• [Exercise instructions] Here are some records. Copy each one exactly.

━━━ Source data ━━━

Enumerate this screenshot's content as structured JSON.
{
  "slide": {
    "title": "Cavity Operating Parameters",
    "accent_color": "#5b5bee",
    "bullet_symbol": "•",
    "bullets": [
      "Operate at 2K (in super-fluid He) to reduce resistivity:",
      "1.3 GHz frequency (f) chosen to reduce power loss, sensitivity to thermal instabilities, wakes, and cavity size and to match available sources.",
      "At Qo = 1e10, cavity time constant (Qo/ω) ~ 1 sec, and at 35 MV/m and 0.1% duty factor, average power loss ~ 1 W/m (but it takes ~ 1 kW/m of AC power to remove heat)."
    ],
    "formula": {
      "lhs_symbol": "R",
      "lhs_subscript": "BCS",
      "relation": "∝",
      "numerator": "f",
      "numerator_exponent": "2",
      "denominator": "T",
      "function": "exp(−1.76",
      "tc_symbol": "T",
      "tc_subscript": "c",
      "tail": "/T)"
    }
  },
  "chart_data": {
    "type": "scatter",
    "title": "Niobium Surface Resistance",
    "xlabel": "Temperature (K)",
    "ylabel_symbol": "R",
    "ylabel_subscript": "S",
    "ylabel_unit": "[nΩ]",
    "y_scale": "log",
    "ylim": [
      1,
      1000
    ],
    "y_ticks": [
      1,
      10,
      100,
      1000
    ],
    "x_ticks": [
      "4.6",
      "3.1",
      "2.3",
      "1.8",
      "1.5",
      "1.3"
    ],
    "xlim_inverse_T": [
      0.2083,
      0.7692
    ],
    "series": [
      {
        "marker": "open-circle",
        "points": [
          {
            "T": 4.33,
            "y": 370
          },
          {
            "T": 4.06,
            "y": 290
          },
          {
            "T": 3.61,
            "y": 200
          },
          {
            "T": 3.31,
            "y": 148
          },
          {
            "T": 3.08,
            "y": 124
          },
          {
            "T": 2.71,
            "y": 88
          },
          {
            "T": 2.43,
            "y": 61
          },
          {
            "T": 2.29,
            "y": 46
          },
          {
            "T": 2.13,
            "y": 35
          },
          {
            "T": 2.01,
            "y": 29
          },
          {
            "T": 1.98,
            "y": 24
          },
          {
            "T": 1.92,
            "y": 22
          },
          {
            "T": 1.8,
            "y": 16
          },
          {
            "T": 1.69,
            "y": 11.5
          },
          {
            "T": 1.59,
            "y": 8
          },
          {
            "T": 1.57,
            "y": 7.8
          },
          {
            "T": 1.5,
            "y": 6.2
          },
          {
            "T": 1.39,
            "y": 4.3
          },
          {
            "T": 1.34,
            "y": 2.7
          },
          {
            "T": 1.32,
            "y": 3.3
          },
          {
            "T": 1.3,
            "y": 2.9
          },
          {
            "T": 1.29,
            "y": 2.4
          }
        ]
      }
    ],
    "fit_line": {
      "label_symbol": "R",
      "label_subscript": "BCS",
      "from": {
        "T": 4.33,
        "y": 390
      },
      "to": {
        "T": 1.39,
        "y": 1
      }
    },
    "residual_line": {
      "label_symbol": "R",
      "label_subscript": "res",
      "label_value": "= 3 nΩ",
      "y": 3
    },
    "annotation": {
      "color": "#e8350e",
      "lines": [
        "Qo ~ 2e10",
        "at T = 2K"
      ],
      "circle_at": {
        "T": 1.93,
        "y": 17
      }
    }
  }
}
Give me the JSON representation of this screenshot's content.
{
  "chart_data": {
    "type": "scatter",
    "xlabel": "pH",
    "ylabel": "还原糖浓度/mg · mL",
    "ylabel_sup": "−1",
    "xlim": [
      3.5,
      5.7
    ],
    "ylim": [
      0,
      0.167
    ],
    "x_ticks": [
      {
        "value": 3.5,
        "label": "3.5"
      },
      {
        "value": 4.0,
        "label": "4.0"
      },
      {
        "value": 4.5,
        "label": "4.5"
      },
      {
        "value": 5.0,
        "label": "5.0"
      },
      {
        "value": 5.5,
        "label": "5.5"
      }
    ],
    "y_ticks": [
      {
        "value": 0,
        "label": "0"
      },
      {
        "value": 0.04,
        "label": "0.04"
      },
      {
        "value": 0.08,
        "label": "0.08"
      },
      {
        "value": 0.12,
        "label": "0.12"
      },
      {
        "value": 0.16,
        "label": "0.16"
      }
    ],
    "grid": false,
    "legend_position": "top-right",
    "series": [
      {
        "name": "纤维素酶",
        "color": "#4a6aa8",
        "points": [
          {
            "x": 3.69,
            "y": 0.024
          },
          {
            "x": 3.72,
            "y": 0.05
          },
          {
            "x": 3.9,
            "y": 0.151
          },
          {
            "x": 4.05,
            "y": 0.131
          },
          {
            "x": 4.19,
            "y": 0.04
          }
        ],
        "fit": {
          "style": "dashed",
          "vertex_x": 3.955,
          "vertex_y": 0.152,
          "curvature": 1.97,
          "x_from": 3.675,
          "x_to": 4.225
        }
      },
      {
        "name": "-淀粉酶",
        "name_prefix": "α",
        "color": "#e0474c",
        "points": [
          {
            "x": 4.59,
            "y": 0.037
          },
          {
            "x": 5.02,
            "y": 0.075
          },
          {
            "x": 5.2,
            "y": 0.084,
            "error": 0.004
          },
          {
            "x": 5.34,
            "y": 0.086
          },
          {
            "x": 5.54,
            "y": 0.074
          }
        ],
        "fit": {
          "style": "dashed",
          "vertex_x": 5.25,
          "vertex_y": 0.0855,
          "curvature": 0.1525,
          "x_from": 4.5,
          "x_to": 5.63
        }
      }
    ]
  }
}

━━━

• [Solution to this task]
Enumerate this screenshot's content as structured JSON.
{
  "slide": {
    "title": "Cavity Operating Parameters",
    "accent_color": "#5b5bee",
    "bullet_symbol": "•",
    "bullets": [
      "Operate at 2K (in super-fluid He) to reduce resistivity:",
      "1.3 GHz frequency (f) chosen to reduce power loss, sensitivity to thermal instabilities, wakes, and cavity size and to match available sources.",
      "At Qo = 1e10, cavity time constant (Qo/ω) ~ 1 sec, and at 35 MV/m and 0.1% duty factor, average power loss ~ 1 W/m (but it takes ~ 1 kW/m of AC power to remove heat)."
    ],
    "formula": {
      "lhs_symbol": "R",
      "lhs_subscript": "BCS",
      "relation": "∝",
      "numerator": "f",
      "numerator_exponent": "2",
      "denominator": "T",
      "function": "exp(−1.76",
      "tc_symbol": "T",
      "tc_subscript": "c",
      "tail": "/T)"
    }
  },
  "chart_data": {
    "type": "scatter",
    "title": "Niobium Surface Resistance",
    "xlabel": "Temperature (K)",
    "ylabel_symbol": "R",
    "ylabel_subscript": "S",
    "ylabel_unit": "[nΩ]",
    "y_scale": "log",
    "ylim": [
      1,
      1000
    ],
    "y_ticks": [
      1,
      10,
      100,
      1000
    ],
    "x_ticks": [
      "4.6",
      "3.1",
      "2.3",
      "1.8",
      "1.5",
      "1.3"
    ],
    "xlim_inverse_T": [
      0.2083,
      0.7692
    ],
    "series": [
      {
        "marker": "open-circle",
        "points": [
          {
            "T": 4.33,
            "y": 370
          },
          {
            "T": 4.06,
            "y": 290
          },
          {
            "T": 3.61,
            "y": 200
          },
          {
            "T": 3.31,
            "y": 148
          },
          {
            "T": 3.08,
            "y": 124
          },
          {
            "T": 2.71,
            "y": 88
          },
          {
            "T": 2.43,
            "y": 61
          },
          {
            "T": 2.29,
            "y": 46
          },
          {
            "T": 2.13,
            "y": 35
          },
          {
            "T": 2.01,
            "y": 29
          },
          {
            "T": 1.98,
            "y": 24
          },
          {
            "T": 1.92,
            "y": 22
          },
          {
            "T": 1.8,
            "y": 16
          },
          {
            "T": 1.69,
            "y": 11.5
          },
          {
            "T": 1.59,
            "y": 8
          },
          {
            "T": 1.57,
            "y": 7.8
          },
          {
            "T": 1.5,
            "y": 6.2
          },
          {
            "T": 1.39,
            "y": 4.3
          },
          {
            "T": 1.34,
            "y": 2.7
          },
          {
            "T": 1.32,
            "y": 3.3
          },
          {
            "T": 1.3,
            "y": 2.9
          },
          {
            "T": 1.29,
            "y": 2.4
          }
        ]
      }
    ],
    "fit_line": {
      "label_symbol": "R",
      "label_subscript": "BCS",
      "from": {
        "T": 4.33,
        "y": 390
      },
      "to": {
        "T": 1.39,
        "y": 1
      }
    },
    "residual_line": {
      "label_symbol": "R",
      "label_subscript": "res",
      "label_value": "= 3 nΩ",
      "y": 3
    },
    "annotation": {
      "color": "#e8350e",
      "lines": [
        "Qo ~ 2e10",
        "at T = 2K"
      ],
      "circle_at": {
        "T": 1.93,
        "y": 17
      }
    }
  }
}
Give me the JSON representation of this screenshot's content.
{
  "chart_data": {
    "type": "scatter",
    "xlabel": "pH",
    "ylabel": "还原糖浓度/mg · mL",
    "ylabel_sup": "−1",
    "xlim": [
      3.5,
      5.7
    ],
    "ylim": [
      0,
      0.167
    ],
    "x_ticks": [
      {
        "value": 3.5,
        "label": "3.5"
      },
      {
        "value": 4.0,
        "label": "4.0"
      },
      {
        "value": 4.5,
        "label": "4.5"
      },
      {
        "value": 5.0,
        "label": "5.0"
      },
      {
        "value": 5.5,
        "label": "5.5"
      }
    ],
    "y_ticks": [
      {
        "value": 0,
        "label": "0"
      },
      {
        "value": 0.04,
        "label": "0.04"
      },
      {
        "value": 0.08,
        "label": "0.08"
      },
      {
        "value": 0.12,
        "label": "0.12"
      },
      {
        "value": 0.16,
        "label": "0.16"
      }
    ],
    "grid": false,
    "legend_position": "top-right",
    "series": [
      {
        "name": "纤维素酶",
        "color": "#4a6aa8",
        "points": [
          {
            "x": 3.69,
            "y": 0.024
          },
          {
            "x": 3.72,
            "y": 0.05
          },
          {
            "x": 3.9,
            "y": 0.151
          },
          {
            "x": 4.05,
            "y": 0.131
          },
          {
            "x": 4.19,
            "y": 0.04
          }
        ],
        "fit": {
          "style": "dashed",
          "vertex_x": 3.955,
          "vertex_y": 0.152,
          "curvature": 1.97,
          "x_from": 3.675,
          "x_to": 4.225
        }
      },
      {
        "name": "-淀粉酶",
        "name_prefix": "α",
        "color": "#e0474c",
        "points": [
          {
            "x": 4.59,
            "y": 0.037
          },
          {
            "x": 5.02,
            "y": 0.075
          },
          {
            "x": 5.2,
            "y": 0.084,
            "error": 0.004
          },
          {
            "x": 5.34,
            "y": 0.086
          },
          {
            "x": 5.54,
            "y": 0.074
          }
        ],
        "fit": {
          "style": "dashed",
          "vertex_x": 5.25,
          "vertex_y": 0.0855,
          "curvature": 0.1525,
          "x_from": 4.5,
          "x_to": 5.63
        }
      }
    ]
  }
}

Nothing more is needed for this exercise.